Records that describe figures
════════════════════

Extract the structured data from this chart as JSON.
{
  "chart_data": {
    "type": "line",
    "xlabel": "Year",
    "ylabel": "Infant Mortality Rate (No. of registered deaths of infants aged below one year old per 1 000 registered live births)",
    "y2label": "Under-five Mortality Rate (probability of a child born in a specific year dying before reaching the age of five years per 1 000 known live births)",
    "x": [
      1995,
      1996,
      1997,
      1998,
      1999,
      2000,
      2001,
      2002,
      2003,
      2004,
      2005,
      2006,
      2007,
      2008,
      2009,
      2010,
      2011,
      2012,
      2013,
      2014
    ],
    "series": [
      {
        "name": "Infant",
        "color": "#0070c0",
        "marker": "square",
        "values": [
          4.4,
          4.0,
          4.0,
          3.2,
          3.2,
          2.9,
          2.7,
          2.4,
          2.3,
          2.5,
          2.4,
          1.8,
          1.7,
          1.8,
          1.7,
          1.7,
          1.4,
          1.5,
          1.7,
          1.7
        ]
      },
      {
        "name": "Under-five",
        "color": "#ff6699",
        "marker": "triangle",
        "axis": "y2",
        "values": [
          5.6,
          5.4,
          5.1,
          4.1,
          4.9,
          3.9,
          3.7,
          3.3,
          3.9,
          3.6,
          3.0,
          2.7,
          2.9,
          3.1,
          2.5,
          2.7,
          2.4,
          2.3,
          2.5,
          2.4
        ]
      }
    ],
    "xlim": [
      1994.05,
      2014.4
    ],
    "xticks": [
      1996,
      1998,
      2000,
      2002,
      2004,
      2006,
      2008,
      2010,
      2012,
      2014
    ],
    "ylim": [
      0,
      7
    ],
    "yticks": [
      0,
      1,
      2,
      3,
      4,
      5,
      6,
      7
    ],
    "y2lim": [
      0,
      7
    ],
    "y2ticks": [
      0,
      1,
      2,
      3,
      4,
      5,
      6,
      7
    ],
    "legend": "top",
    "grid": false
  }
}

════════════════════

# [PROMPT]
List each line of the records that holds the string "five".

# [FULL OUTPUT]
    "y2label": "Under-five Mortality Rate (probability of a child born in a specific year dying before reaching the age of five years per 1 000 known live births)",
        "name": "Under-five",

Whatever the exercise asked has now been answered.